• _STATED EXERCISE_: Write out the full set of records below exactly.

Saved data entries
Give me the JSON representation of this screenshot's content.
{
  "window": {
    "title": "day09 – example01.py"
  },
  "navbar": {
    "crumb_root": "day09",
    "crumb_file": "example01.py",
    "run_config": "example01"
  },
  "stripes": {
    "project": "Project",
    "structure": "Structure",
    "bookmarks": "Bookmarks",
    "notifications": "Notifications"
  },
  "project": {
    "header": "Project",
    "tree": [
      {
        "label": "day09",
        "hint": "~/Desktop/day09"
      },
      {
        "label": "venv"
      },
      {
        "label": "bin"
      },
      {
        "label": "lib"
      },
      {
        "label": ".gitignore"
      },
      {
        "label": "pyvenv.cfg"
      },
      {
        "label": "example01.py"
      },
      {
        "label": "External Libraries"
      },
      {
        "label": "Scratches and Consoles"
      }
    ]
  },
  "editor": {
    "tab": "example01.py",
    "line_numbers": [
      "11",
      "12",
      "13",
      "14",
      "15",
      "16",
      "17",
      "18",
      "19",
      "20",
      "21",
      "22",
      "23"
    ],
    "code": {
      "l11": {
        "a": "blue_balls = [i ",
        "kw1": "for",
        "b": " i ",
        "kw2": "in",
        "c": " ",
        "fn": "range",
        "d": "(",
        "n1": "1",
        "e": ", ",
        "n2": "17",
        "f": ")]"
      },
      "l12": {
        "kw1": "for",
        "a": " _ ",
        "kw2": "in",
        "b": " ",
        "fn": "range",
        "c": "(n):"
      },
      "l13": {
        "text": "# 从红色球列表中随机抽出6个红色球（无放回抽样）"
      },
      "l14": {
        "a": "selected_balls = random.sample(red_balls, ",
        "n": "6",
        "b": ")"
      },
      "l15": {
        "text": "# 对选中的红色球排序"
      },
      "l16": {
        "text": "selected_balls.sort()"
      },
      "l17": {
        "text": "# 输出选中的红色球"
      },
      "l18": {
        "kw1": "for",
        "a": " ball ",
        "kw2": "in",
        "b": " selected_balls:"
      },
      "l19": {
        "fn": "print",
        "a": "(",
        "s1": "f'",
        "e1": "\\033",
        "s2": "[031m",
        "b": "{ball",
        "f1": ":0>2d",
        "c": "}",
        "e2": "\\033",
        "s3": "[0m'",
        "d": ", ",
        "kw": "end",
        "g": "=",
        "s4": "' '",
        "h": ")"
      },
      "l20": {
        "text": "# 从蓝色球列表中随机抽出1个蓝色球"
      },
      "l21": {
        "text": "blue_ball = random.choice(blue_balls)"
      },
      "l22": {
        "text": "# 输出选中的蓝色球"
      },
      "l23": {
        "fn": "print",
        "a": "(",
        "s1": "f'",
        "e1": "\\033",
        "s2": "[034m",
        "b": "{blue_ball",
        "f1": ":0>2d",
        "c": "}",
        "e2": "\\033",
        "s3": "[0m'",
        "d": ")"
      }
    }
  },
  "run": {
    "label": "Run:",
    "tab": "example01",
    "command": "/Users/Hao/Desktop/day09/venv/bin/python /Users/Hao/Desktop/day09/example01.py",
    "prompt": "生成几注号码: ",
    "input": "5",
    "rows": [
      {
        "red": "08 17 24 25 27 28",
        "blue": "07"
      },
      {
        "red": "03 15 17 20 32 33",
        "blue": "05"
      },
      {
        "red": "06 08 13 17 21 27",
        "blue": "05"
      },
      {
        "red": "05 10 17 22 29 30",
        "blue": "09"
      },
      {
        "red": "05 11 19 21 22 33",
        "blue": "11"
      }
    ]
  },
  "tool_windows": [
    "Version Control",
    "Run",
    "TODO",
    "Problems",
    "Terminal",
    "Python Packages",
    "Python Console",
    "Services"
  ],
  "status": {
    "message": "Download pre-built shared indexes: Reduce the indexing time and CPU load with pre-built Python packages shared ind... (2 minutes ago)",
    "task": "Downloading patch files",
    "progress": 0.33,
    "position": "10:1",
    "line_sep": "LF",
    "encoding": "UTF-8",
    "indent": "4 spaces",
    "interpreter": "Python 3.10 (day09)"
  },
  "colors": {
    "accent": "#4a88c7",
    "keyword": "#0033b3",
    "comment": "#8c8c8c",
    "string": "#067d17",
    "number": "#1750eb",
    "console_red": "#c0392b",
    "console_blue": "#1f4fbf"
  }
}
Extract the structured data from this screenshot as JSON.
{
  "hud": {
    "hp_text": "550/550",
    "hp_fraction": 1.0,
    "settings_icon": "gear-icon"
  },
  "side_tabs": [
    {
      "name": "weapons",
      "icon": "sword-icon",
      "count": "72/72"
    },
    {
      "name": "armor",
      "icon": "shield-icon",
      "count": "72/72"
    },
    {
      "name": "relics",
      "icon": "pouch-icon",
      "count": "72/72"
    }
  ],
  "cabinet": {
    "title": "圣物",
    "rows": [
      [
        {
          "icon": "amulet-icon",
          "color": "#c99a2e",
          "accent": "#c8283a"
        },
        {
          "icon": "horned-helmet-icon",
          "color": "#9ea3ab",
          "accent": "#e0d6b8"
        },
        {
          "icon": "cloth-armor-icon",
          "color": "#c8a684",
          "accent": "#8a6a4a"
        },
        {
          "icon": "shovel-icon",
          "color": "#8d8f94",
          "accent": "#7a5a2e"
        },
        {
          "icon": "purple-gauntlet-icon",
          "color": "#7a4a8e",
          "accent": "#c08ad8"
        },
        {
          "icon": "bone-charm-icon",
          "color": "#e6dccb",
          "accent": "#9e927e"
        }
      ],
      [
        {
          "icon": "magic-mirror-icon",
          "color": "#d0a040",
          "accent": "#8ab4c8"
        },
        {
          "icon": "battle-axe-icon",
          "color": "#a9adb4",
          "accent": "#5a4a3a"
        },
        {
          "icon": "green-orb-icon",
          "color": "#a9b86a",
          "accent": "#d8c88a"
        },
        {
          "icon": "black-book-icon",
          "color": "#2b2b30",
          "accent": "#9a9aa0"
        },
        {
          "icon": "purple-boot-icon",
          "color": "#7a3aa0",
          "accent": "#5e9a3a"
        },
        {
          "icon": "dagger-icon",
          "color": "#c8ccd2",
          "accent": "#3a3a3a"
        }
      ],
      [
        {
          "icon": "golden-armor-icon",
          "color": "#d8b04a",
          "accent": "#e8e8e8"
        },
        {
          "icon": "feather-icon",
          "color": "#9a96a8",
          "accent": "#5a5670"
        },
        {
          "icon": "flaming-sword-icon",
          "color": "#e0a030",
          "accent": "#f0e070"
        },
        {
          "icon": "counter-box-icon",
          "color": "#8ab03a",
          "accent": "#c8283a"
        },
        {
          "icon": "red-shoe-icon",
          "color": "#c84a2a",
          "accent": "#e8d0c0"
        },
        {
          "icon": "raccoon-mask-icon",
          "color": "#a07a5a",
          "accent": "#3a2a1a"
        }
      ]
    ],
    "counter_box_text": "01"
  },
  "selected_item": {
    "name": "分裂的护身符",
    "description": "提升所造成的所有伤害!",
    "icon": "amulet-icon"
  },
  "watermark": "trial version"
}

• _CORRECT RESPONSE_:
Give me the JSON representation of this screenshot's content.
{
  "window": {
    "title": "day09 – example01.py"
  },
  "navbar": {
    "crumb_root": "day09",
    "crumb_file": "example01.py",
    "run_config": "example01"
  },
  "stripes": {
    "project": "Project",
    "structure": "Structure",
    "bookmarks": "Bookmarks",
    "notifications": "Notifications"
  },
  "project": {
    "header": "Project",
    "tree": [
      {
        "label": "day09",
        "hint": "~/Desktop/day09"
      },
      {
        "label": "venv"
      },
      {
        "label": "bin"
      },
      {
        "label": "lib"
      },
      {
        "label": ".gitignore"
      },
      {
        "label": "pyvenv.cfg"
      },
      {
        "label": "example01.py"
      },
      {
        "label": "External Libraries"
      },
      {
        "label": "Scratches and Consoles"
      }
    ]
  },
  "editor": {
    "tab": "example01.py",
    "line_numbers": [
      "11",
      "12",
      "13",
      "14",
      "15",
      "16",
      "17",
      "18",
      "19",
      "20",
      "21",
      "22",
      "23"
    ],
    "code": {
      "l11": {
        "a": "blue_balls = [i ",
        "kw1": "for",
        "b": " i ",
        "kw2": "in",
        "c": " ",
        "fn": "range",
        "d": "(",
        "n1": "1",
        "e": ", ",
        "n2": "17",
        "f": ")]"
      },
      "l12": {
        "kw1": "for",
        "a": " _ ",
        "kw2": "in",
        "b": " ",
        "fn": "range",
        "c": "(n):"
      },
      "l13": {
        "text": "# 从红色球列表中随机抽出6个红色球（无放回抽样）"
      },
      "l14": {
        "a": "selected_balls = random.sample(red_balls, ",
        "n": "6",
        "b": ")"
      },
      "l15": {
        "text": "# 对选中的红色球排序"
      },
      "l16": {
        "text": "selected_balls.sort()"
      },
      "l17": {
        "text": "# 输出选中的红色球"
      },
      "l18": {
        "kw1": "for",
        "a": " ball ",
        "kw2": "in",
        "b": " selected_balls:"
      },
      "l19": {
        "fn": "print",
        "a": "(",
        "s1": "f'",
        "e1": "\\033",
        "s2": "[031m",
        "b": "{ball",
        "f1": ":0>2d",
        "c": "}",
        "e2": "\\033",
        "s3": "[0m'",
        "d": ", ",
        "kw": "end",
        "g": "=",
        "s4": "' '",
        "h": ")"
      },
      "l20": {
        "text": "# 从蓝色球列表中随机抽出1个蓝色球"
      },
      "l21": {
        "text": "blue_ball = random.choice(blue_balls)"
      },
      "l22": {
        "text": "# 输出选中的蓝色球"
      },
      "l23": {
        "fn": "print",
        "a": "(",
        "s1": "f'",
        "e1": "\\033",
        "s2": "[034m",
        "b": "{blue_ball",
        "f1": ":0>2d",
        "c": "}",
        "e2": "\\033",
        "s3": "[0m'",
        "d": ")"
      }
    }
  },
  "run": {
    "label": "Run:",
    "tab": "example01",
    "command": "/Users/Hao/Desktop/day09/venv/bin/python /Users/Hao/Desktop/day09/example01.py",
    "prompt": "生成几注号码: ",
    "input": "5",
    "rows": [
      {
        "red": "08 17 24 25 27 28",
        "blue": "07"
      },
      {
        "red": "03 15 17 20 32 33",
        "blue": "05"
      },
      {
        "red": "06 08 13 17 21 27",
        "blue": "05"
      },
      {
        "red": "05 10 17 22 29 30",
        "blue": "09"
      },
      {
        "red": "05 11 19 21 22 33",
        "blue": "11"
      }
    ]
  },
  "tool_windows": [
    "Version Control",
    "Run",
    "TODO",
    "Problems",
    "Terminal",
    "Python Packages",
    "Python Console",
    "Services"
  ],
  "status": {
    "message": "Download pre-built shared indexes: Reduce the indexing time and CPU load with pre-built Python packages shared ind... (2 minutes ago)",
    "task": "Downloading patch files",
    "progress": 0.33,
    "position": "10:1",
    "line_sep": "LF",
    "encoding": "UTF-8",
    "indent": "4 spaces",
    "interpreter": "Python 3.10 (day09)"
  },
  "colors": {
    "accent": "#4a88c7",
    "keyword": "#0033b3",
    "comment": "#8c8c8c",
    "string": "#067d17",
    "number": "#1750eb",
    "console_red": "#c0392b",
    "console_blue": "#1f4fbf"
  }
}
Extract the structured data from this screenshot as JSON.
{
  "hud": {
    "hp_text": "550/550",
    "hp_fraction": 1.0,
    "settings_icon": "gear-icon"
  },
  "side_tabs": [
    {
      "name": "weapons",
      "icon": "sword-icon",
      "count": "72/72"
    },
    {
      "name": "armor",
      "icon": "shield-icon",
      "count": "72/72"
    },
    {
      "name": "relics",
      "icon": "pouch-icon",
      "count": "72/72"
    }
  ],
  "cabinet": {
    "title": "圣物",
    "rows": [
      [
        {
          "icon": "amulet-icon",
          "color": "#c99a2e",
          "accent": "#c8283a"
        },
        {
          "icon": "horned-helmet-icon",
          "color": "#9ea3ab",
          "accent": "#e0d6b8"
        },
        {
          "icon": "cloth-armor-icon",
          "color": "#c8a684",
          "accent": "#8a6a4a"
        },
        {
          "icon": "shovel-icon",
          "color": "#8d8f94",
          "accent": "#7a5a2e"
        },
        {
          "icon": "purple-gauntlet-icon",
          "color": "#7a4a8e",
          "accent": "#c08ad8"
        },
        {
          "icon": "bone-charm-icon",
          "color": "#e6dccb",
          "accent": "#9e927e"
        }
      ],
      [
        {
          "icon": "magic-mirror-icon",
          "color": "#d0a040",
          "accent": "#8ab4c8"
        },
        {
          "icon": "battle-axe-icon",
          "color": "#a9adb4",
          "accent": "#5a4a3a"
        },
        {
          "icon": "green-orb-icon",
          "color": "#a9b86a",
          "accent": "#d8c88a"
        },
        {
          "icon": "black-book-icon",
          "color": "#2b2b30",
          "accent": "#9a9aa0"
        },
        {
          "icon": "purple-boot-icon",
          "color": "#7a3aa0",
          "accent": "#5e9a3a"
        },
        {
          "icon": "dagger-icon",
          "color": "#c8ccd2",
          "accent": "#3a3a3a"
        }
      ],
      [
        {
          "icon": "golden-armor-icon",
          "color": "#d8b04a",
          "accent": "#e8e8e8"
        },
        {
          "icon": "feather-icon",
          "color": "#9a96a8",
          "accent": "#5a5670"
        },
        {
          "icon": "flaming-sword-icon",
          "color": "#e0a030",
          "accent": "#f0e070"
        },
        {
          "icon": "counter-box-icon",
          "color": "#8ab03a",
          "accent": "#c8283a"
        },
        {
          "icon": "red-shoe-icon",
          "color": "#c84a2a",
          "accent": "#e8d0c0"
        },
        {
          "icon": "raccoon-mask-icon",
          "color": "#a07a5a",
          "accent": "#3a2a1a"
        }
      ]
    ],
    "counter_box_text": "01"
  },
  "selected_item": {
    "name": "分裂的护身符",
    "description": "提升所造成的所有伤害!",
    "icon": "amulet-icon"
  },
  "watermark": "trial version"
}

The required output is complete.